[Explore the material]
a) From the essay on Claudius and Hamlet, extract the stretch from "Even in the" through "already discontented populace.".
b) Decide whether each statement below agrees with the essay on Claudius and Hamlet. Answer yes or no for each, and quote the words of the essay that settle it.
(i) Claudius tells Laertes that Hamlet was actually trying to kill Claudius, not Polonius.
(ii) Laertes returns home with a crowd of supporters who call for him to be made king.
(iii) The soldiers suspect that the ghost's appearance may be connected to the dead king's killing of Old Fortinbras.
c) Write what follows the final sentence of the essay on Claudius and Hamlet, continuing it in the same voice.

[Document excerpt]
Even in the first scene of the play, we learn how preparations for war have made laborers work days and nights, also violating the sabbath, all so that Denmark can continue to resist the claims Norway made regarding land rights. The soldiers are concerned at the appearance of the ghost of the dead king, and suspect that it might have something to do with his having killed the Norwegian leader, Old Fortinbras. This impending war is not about anything the common people have done, but about the ambition and overreach of kings. The death of Polonius and the return of Laertes for revenge might be viewed more as a triggering event for an already discontented populace.

HOW CLAUDIUS AVOIDED REVOLUTION:
SET HAMLET & LAERTES AGAINST ONE ANOTHER
When Laertes returns home with a crowd of supporters crying out for him to be made king, Claudius quickly strives to comfort and befriend him, and to reassure him that the fault lies with Prince Hamlet. Claudius knows that Hamlet was trying to kill him, and not Polonius, but he doesn't share this information with Laertes. Hamlet was trying to avenge the death of his father, murdered by Claudius. Now Laertes wants revenge; so if only Claudius can get Laertes to fight Hamlet, he thinks he might be safe.

In this way, Claudius is like the contemporary cartoon about the king, looking down from his castle upon a crowd of people with pitchforks and torches, and listening to the reassurances of his advisor:

                 [Image via Twitter. Fair use.]

Claudius is in this way also like the political cartoon in a more modern setting, which depicts media mogul Ropert Murdoch, distracting the working class by encouraging them to be suspicious of foreigners, when in fact rich people like Murdoch himself may be the real problem, like the rich man in the gospel story of Lazarus:

         [Image via Twitter. Fair use.]

Just as Claudius sets Laertes and Hamlet against one another to distract further from his own misdeeds and delay his own reckoning, it seems that many in the world have already set the relatively minor players against one another, at the risk of distracting from larger issues and causes of oppression.

I do hope that Derek Chauvin is held responsible for the death of George Floyd. If not, we are likely to see a great deal more violence.

But even if he is found guilty of murder in some degree, or manslaughter, even if officer Kimberly Potter is charged at least with negligence or manslaughter in the accidental shooting death of Daunte Wright and found guilty, these things alone will not fix the violence of the disparities in the economy and in the prison system, will not address the problem of too many guns in the US, or reform racist, armed and militarized police forces.

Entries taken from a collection
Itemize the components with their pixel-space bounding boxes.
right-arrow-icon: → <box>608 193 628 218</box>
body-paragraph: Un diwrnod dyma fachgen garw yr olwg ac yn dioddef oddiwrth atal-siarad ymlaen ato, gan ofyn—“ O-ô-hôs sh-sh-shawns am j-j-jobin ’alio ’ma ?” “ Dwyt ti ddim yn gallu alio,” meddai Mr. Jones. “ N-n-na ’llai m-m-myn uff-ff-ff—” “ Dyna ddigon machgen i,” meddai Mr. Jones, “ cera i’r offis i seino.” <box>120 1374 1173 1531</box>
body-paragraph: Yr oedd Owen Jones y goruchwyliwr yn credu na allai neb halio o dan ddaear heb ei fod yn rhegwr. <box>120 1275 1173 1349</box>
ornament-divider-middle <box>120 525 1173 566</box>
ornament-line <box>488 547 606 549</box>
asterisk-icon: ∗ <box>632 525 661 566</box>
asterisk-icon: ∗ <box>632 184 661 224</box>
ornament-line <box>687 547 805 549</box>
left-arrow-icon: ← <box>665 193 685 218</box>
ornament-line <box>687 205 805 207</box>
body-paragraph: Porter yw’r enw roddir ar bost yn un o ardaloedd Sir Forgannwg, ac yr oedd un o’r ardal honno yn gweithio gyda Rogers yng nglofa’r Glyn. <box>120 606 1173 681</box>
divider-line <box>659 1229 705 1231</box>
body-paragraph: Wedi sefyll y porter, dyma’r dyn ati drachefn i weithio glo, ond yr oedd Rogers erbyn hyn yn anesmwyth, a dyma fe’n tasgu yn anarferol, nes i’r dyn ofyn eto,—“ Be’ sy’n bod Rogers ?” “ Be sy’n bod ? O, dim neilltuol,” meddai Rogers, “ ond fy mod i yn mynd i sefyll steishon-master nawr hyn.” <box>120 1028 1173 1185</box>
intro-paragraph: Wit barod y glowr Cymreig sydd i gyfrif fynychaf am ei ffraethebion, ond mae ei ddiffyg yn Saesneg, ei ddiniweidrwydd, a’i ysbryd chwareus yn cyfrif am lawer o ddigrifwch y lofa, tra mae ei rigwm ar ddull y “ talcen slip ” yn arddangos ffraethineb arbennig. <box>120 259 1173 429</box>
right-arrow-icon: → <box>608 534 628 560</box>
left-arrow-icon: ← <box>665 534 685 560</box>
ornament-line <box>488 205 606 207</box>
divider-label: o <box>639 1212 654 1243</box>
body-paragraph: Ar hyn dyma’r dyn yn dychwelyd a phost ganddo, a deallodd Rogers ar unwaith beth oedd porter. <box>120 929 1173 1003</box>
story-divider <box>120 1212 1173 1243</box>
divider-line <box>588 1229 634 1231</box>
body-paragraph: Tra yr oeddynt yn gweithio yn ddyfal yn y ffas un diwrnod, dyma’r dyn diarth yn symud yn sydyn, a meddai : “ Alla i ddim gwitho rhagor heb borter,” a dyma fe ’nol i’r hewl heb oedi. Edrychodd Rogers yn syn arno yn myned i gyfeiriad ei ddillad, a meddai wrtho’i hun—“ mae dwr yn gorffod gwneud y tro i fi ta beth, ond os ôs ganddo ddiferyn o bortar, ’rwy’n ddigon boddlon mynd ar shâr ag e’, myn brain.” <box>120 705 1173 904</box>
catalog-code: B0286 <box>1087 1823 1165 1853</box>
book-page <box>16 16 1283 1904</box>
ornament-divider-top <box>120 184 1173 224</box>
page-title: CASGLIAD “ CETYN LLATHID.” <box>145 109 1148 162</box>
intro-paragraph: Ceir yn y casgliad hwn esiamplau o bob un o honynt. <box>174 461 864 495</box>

[Responses]
a)
Even in the first scene of the play, we learn how preparations for war have made laborers work days and nights, also violating the sabbath, all so that Denmark can continue to resist the claims Norway made regarding land rights. The soldiers are concerned at the appearance of the ghost of the dead king, and suspect that it might have something to do with his having killed the Norwegian leader, Old Fortinbras. This impending war is not about anything the common people have done, but about the ambition and overreach of kings. The death of Polonius and the return of Laertes for revenge might be viewed more as a triggering event for an already discontented populace.

b)
(i) No: "Claudius knows that Hamlet was trying to kill him, and not Polonius, but he doesn't share this information with Laertes."
(ii) Yes: "When Laertes returns home with a crowd of supporters crying out for him to be made king"
(iii) Yes: "suspect that it might have something to do with his having killed the Norwegian leader, Old Fortinbras"

c)
Instructing BIPOCs to act more carefully when confronted by the police will not fix the problem. Finding individual police officers guilty will not eliminate the corrupt vision of policing in the US, and of how police and the poor are often set against one another, like those with the torches and the pitchforks, or those being encouraged to argue over the last cookie.

IS THERE ANY HOPE? WHAT CAN BE DONE?
Certainly at the level of both individuals and groups, people can protest, they can pressure elected officials to make changes, and if those are unsuccessful, they can work to elect others.

But even at the more personal level, Carl Jung has some helpful advice about coming to terms with the greedy self and beggar within each of us, so that we can perhaps be of more use, both to ourselves and to our neighbors, whether they be racist police or needy beggars:
Perhaps this sounds very simple, but simple things are always the most difficult. In actual life it requires the greatest art to be simple, and so acceptance of oneself is the essence of the moral problem and the acid test of one’s whole outlook on life.

That I feed the beggar, that I forgive an insult, that I love my enemy in the name of Christ, all these are undoubtedly great virtues. What I do unto the least o’ my brethren, that I do unto Christ.

But what if I should discover that the least amongst them all, the poorest of all beggars, the most impudent of all offenders, yeah, the very fiend himself, that these are within me, and that I myself stand in need of the alms of my own kindness, that I myself am the enemy who must be loved. What then?

Then, as a rule, the whole truth of Christianity is reversed: there is then no more talk of love and long-suffering; we say to the brother within us “Raca,” and condemn and rage against ourselves. We hide him from the world, we deny ever having met this least among the lowly in ourselves, and had it been God himself who drew near to us in this despicable form, we should have denied him a thousand times before a single cock had crowed.

Anyone who uses modern psychology to look behind the scene not only of his patients’ lives, but more especially of his own life—and the modern psychotherapist must do this if he is not to be merely an unconscious fraud—will admit that to accept himself in all his wretchedness is the hardest of tasks, and one which it is almost impossible to fulfill.

The very thought can make us sweat with fear. We are therefore only too delighted to choose, without a moment’s hesitation, the complicated course of remaining in ignorance about ourselves while busying ourselves with other people and their troubles and sins. This activity lends us a perceptible air of virtue, by means of which we benevolently deceive ourselves and others. God be praised, we have escaped from ourselves at last!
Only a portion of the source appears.